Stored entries
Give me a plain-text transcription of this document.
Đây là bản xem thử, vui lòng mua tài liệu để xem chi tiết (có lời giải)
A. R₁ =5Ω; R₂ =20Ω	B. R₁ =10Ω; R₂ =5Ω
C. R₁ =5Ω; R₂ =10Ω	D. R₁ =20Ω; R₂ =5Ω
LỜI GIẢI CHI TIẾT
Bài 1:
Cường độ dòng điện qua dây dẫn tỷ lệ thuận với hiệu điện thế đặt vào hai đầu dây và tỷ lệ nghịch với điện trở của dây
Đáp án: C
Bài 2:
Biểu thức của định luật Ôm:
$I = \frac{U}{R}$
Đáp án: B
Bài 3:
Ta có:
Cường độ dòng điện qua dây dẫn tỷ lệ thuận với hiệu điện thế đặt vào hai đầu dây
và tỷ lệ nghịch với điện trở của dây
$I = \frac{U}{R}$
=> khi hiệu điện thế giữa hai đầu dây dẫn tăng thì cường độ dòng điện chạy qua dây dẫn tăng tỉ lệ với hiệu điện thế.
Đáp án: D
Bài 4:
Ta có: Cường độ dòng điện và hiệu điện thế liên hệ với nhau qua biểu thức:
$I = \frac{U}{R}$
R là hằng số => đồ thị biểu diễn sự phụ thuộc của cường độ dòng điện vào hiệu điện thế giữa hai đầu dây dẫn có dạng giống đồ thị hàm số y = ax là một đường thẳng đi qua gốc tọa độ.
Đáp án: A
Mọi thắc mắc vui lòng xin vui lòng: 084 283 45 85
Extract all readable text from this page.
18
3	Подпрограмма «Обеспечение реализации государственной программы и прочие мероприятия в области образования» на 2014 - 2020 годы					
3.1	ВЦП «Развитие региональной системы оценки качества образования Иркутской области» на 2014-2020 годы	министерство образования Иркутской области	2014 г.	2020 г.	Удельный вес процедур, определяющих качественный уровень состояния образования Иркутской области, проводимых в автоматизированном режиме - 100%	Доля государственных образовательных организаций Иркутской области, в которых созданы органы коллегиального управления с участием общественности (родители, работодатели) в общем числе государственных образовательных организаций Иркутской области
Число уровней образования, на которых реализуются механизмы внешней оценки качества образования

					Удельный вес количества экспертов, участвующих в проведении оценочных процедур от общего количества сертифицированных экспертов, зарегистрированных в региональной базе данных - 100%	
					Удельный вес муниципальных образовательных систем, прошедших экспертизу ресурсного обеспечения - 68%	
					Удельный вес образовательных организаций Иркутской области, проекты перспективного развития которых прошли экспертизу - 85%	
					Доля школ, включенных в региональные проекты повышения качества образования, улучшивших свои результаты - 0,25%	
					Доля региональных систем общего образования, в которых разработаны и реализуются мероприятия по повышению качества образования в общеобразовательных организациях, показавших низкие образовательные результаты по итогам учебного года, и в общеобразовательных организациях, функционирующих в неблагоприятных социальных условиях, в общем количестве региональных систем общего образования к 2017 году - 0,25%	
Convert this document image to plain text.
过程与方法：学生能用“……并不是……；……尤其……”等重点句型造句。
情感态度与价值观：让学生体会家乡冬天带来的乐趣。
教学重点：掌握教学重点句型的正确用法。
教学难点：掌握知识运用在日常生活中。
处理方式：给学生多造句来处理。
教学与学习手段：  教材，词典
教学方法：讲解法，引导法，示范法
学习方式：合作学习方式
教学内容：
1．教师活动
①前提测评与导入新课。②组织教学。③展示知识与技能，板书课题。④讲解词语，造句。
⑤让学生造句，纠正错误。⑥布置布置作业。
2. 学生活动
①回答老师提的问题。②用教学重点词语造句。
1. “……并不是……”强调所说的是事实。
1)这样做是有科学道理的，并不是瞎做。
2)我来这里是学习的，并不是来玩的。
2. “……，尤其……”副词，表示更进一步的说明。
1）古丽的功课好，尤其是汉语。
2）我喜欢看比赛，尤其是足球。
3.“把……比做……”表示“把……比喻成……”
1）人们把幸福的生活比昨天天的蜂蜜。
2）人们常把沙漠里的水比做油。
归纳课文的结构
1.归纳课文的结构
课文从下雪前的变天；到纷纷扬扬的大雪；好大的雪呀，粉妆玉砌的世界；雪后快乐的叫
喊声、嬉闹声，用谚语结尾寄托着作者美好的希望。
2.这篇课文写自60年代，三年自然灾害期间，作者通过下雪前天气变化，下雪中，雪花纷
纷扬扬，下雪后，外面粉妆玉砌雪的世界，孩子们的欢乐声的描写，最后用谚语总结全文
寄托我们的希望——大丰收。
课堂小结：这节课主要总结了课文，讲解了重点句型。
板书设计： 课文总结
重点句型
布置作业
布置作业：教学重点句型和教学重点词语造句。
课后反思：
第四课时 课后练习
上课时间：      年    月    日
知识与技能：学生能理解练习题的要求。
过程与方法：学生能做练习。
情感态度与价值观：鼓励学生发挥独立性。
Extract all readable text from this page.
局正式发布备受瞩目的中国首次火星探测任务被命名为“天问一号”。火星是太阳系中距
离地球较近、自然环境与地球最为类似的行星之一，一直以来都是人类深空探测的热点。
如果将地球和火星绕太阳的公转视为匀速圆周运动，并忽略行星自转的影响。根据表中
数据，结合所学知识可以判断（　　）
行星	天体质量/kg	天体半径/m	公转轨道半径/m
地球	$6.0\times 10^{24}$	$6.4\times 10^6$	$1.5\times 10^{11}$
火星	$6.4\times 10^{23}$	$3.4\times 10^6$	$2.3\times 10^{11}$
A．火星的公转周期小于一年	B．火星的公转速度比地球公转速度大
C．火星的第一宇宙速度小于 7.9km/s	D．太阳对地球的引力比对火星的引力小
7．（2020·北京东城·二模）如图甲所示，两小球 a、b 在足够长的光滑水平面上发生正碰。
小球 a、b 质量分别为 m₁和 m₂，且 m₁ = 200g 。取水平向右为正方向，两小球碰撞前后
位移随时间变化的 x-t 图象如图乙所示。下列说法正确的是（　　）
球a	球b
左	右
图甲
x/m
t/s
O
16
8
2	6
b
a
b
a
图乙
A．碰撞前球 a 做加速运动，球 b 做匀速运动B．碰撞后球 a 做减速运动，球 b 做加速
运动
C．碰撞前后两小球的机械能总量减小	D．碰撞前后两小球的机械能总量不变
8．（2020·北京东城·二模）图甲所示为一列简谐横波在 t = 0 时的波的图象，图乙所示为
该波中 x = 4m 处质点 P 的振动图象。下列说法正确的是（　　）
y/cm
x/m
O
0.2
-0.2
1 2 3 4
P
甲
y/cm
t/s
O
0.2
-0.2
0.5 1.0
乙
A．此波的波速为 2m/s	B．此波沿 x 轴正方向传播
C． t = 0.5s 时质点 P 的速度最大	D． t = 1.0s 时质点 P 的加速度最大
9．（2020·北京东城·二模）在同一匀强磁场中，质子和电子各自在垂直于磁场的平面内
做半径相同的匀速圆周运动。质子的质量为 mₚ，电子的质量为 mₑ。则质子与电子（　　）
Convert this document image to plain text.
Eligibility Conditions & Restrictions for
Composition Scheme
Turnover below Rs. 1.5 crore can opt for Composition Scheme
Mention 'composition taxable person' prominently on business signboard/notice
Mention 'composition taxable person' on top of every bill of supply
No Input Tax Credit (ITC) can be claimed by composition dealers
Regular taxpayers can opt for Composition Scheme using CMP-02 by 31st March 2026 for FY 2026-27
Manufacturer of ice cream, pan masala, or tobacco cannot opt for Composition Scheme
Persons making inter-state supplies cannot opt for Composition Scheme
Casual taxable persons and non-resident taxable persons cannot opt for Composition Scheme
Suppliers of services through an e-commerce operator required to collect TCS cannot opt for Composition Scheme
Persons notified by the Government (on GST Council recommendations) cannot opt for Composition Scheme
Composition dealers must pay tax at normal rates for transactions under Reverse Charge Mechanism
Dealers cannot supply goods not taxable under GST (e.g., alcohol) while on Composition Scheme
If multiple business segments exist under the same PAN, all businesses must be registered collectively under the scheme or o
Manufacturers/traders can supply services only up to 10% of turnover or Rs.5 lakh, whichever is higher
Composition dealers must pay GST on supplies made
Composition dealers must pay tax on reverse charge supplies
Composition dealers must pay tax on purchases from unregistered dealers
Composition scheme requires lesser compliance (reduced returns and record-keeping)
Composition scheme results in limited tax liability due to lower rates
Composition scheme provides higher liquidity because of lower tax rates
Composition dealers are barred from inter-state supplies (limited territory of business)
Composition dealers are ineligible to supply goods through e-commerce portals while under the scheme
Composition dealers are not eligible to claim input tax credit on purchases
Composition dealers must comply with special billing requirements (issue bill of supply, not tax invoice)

__SET EXERCISE__.
Find each line in the records holding the string "services" and show it.

__WRITTEN SOLUTION__.
Suppliers of services through an e-commerce operator required to collect TCS cannot opt for Composition Scheme
Manufacturers/traders can supply services only up to 10% of turnover or Rs.5 lakh, whichever is higher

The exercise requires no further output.